- **EXTRACTED MATERIAL**:
· · ·

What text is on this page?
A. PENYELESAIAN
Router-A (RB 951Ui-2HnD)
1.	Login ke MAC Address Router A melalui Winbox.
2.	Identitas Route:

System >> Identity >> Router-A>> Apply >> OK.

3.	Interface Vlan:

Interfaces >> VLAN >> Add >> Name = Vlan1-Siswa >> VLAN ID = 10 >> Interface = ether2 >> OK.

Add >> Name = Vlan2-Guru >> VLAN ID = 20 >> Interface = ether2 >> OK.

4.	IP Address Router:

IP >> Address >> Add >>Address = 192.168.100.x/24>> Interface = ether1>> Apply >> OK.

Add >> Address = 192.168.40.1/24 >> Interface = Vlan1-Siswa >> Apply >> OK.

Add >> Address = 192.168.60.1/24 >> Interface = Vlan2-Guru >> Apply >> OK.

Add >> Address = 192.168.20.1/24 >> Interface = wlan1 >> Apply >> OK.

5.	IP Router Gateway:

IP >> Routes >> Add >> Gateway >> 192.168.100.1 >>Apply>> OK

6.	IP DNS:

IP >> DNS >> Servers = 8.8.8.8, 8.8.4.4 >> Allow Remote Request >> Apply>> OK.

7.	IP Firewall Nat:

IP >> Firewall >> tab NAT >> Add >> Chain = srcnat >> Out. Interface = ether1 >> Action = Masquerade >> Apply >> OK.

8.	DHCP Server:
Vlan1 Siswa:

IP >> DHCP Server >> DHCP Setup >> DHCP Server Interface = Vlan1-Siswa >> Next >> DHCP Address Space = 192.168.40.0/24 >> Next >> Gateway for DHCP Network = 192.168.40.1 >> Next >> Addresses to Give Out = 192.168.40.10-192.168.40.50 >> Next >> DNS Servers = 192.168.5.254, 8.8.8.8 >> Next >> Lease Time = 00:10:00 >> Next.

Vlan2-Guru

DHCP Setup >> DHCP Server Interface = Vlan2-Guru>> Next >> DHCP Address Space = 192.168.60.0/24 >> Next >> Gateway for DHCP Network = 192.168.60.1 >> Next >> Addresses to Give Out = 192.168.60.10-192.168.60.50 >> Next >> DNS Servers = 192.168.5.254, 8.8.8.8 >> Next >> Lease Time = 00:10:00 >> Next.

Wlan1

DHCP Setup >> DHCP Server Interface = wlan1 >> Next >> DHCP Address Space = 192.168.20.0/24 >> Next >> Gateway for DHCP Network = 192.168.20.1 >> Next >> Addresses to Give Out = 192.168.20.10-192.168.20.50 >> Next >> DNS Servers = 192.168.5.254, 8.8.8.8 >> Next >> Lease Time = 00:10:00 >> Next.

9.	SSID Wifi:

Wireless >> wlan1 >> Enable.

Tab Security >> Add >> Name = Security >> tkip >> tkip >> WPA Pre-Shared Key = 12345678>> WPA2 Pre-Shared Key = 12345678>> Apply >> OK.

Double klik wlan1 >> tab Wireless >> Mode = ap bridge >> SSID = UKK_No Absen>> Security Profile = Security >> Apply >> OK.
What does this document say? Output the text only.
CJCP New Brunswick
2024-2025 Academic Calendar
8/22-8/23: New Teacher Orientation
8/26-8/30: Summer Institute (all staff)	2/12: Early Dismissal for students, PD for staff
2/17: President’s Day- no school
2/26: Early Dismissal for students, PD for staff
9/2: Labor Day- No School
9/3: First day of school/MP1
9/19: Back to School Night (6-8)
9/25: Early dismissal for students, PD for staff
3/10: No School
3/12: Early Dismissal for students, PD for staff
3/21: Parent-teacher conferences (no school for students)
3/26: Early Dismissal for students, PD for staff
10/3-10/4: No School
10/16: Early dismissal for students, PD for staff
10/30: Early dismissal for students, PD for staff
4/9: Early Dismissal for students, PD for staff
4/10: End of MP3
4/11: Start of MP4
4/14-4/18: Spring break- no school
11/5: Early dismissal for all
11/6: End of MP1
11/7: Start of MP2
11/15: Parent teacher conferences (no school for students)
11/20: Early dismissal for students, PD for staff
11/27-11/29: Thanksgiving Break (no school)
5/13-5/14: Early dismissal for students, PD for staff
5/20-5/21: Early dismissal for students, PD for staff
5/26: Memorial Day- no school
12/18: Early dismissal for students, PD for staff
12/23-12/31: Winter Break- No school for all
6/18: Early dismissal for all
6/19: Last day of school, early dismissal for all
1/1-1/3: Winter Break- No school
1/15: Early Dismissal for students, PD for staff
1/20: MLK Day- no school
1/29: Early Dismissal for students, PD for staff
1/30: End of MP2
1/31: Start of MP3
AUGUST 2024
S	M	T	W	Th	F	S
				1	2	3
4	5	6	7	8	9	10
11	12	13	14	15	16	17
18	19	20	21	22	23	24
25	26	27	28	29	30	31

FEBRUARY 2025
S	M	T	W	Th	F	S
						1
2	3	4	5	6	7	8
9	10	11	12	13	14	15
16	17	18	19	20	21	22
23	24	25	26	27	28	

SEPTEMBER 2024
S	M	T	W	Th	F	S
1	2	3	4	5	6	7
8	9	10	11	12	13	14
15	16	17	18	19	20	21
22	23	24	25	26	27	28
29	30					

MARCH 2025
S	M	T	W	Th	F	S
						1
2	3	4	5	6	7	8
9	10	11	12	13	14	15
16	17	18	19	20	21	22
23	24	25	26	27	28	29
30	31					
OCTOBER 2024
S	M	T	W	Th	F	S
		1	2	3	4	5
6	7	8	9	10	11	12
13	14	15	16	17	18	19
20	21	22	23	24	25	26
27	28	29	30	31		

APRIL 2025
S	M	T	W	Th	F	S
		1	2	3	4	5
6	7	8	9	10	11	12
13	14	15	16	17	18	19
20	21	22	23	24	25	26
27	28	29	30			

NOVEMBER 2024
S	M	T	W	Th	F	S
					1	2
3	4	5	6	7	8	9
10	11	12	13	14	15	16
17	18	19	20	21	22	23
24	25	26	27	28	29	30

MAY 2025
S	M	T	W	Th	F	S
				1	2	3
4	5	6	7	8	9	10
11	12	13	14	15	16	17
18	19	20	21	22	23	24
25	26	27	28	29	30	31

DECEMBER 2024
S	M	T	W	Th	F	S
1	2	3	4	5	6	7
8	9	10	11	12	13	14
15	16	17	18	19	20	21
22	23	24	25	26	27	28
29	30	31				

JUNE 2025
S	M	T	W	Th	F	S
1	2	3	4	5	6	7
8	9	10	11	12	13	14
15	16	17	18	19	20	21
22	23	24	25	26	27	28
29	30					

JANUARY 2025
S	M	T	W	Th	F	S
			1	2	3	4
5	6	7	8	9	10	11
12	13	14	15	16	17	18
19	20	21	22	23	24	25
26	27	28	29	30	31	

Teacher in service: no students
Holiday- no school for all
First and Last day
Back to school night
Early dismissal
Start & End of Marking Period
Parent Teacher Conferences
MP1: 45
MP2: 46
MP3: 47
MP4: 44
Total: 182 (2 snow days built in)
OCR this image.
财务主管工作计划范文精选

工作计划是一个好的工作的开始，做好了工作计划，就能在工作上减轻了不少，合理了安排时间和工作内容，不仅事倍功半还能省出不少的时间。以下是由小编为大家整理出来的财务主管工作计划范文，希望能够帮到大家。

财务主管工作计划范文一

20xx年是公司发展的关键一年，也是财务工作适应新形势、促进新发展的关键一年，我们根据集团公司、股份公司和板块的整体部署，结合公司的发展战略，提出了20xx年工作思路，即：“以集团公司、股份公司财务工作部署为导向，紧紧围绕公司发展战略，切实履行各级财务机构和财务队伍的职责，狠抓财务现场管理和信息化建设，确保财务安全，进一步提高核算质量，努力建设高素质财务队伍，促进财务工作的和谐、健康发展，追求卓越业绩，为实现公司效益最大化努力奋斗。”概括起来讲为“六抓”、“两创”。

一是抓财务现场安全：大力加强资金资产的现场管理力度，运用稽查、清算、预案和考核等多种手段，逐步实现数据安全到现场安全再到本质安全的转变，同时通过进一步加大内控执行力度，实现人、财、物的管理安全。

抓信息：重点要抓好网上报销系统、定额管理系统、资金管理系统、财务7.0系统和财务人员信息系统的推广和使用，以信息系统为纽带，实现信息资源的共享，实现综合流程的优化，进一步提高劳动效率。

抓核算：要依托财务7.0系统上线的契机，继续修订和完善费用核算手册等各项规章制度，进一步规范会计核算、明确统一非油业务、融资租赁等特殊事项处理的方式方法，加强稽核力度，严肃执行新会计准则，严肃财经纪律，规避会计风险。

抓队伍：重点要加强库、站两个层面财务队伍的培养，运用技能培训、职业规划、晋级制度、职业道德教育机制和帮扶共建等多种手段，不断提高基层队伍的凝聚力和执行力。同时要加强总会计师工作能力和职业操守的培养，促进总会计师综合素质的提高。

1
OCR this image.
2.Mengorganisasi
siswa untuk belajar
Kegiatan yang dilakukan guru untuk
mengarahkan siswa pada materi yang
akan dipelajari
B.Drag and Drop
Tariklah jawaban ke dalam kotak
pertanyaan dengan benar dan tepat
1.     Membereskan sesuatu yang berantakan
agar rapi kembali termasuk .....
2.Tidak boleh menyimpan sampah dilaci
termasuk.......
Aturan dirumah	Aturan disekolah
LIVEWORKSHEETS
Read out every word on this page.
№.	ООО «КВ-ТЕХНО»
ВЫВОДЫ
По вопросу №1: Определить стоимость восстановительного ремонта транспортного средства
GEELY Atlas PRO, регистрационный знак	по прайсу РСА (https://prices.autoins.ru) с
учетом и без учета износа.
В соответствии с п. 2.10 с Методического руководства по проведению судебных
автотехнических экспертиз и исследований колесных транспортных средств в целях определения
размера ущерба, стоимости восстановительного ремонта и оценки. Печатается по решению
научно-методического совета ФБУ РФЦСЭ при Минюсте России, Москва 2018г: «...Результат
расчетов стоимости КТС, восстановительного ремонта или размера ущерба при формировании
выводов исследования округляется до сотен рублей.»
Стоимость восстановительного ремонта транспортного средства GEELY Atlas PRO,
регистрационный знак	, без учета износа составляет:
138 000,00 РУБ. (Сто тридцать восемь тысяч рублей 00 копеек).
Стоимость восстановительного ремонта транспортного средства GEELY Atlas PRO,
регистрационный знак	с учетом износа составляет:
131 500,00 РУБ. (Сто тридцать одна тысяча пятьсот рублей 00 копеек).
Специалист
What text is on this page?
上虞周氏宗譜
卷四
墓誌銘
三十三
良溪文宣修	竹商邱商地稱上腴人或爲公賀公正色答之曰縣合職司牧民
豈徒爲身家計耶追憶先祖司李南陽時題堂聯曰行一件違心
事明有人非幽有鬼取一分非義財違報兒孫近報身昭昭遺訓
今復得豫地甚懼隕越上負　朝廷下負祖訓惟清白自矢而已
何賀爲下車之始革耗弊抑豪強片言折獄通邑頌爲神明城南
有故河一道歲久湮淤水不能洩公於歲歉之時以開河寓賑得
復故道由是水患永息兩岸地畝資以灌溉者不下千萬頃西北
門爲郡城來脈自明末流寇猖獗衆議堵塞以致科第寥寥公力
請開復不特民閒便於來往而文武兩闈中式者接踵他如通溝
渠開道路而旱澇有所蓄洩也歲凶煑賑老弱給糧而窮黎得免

· · ·

- **TASK DIRECTIONS**: For the entries above, state how many lines contain the word "Interface". Provide the number by itself.

- **FINISHED TASK**: 11